▸ WORK TO DO
Copy out all of the material, matching it word for word.

>> begin PROVIDED RECORDS

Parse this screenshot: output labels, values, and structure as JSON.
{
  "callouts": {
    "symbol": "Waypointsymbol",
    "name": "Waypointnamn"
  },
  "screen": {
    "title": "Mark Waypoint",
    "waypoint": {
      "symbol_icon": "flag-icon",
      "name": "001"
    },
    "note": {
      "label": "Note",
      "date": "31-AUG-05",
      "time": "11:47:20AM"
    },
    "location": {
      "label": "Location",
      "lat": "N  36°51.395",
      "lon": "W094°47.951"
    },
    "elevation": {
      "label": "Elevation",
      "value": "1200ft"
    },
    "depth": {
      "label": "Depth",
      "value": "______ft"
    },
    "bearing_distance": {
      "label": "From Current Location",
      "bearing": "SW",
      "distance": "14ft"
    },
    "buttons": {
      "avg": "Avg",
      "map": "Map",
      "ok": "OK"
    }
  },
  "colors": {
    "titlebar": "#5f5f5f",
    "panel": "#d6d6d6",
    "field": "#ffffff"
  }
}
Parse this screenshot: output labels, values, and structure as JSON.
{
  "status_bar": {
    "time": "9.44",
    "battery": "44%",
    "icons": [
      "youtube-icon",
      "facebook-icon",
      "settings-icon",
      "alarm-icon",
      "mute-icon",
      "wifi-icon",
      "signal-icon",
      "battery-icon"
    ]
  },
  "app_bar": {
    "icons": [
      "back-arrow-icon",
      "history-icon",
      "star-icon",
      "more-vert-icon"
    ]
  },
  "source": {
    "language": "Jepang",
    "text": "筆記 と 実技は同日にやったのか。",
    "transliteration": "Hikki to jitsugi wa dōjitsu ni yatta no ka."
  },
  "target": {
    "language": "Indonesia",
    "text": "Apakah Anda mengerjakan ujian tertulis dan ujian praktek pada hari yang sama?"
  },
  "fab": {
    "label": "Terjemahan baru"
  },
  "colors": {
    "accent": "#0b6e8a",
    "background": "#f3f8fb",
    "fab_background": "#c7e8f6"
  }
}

>> end PROVIDED RECORDS

▸ PROBLEM SOLUTION
Parse this screenshot: output labels, values, and structure as JSON.
{
  "callouts": {
    "symbol": "Waypointsymbol",
    "name": "Waypointnamn"
  },
  "screen": {
    "title": "Mark Waypoint",
    "waypoint": {
      "symbol_icon": "flag-icon",
      "name": "001"
    },
    "note": {
      "label": "Note",
      "date": "31-AUG-05",
      "time": "11:47:20AM"
    },
    "location": {
      "label": "Location",
      "lat": "N  36°51.395",
      "lon": "W094°47.951"
    },
    "elevation": {
      "label": "Elevation",
      "value": "1200ft"
    },
    "depth": {
      "label": "Depth",
      "value": "______ft"
    },
    "bearing_distance": {
      "label": "From Current Location",
      "bearing": "SW",
      "distance": "14ft"
    },
    "buttons": {
      "avg": "Avg",
      "map": "Map",
      "ok": "OK"
    }
  },
  "colors": {
    "titlebar": "#5f5f5f",
    "panel": "#d6d6d6",
    "field": "#ffffff"
  }
}
Parse this screenshot: output labels, values, and structure as JSON.
{
  "status_bar": {
    "time": "9.44",
    "battery": "44%",
    "icons": [
      "youtube-icon",
      "facebook-icon",
      "settings-icon",
      "alarm-icon",
      "mute-icon",
      "wifi-icon",
      "signal-icon",
      "battery-icon"
    ]
  },
  "app_bar": {
    "icons": [
      "back-arrow-icon",
      "history-icon",
      "star-icon",
      "more-vert-icon"
    ]
  },
  "source": {
    "language": "Jepang",
    "text": "筆記 と 実技は同日にやったのか。",
    "transliteration": "Hikki to jitsugi wa dōjitsu ni yatta no ka."
  },
  "target": {
    "language": "Indonesia",
    "text": "Apakah Anda mengerjakan ujian tertulis dan ujian praktek pada hari yang sama?"
  },
  "fab": {
    "label": "Terjemahan baru"
  },
  "colors": {
    "accent": "#0b6e8a",
    "background": "#f3f8fb",
    "fab_background": "#c7e8f6"
  }
}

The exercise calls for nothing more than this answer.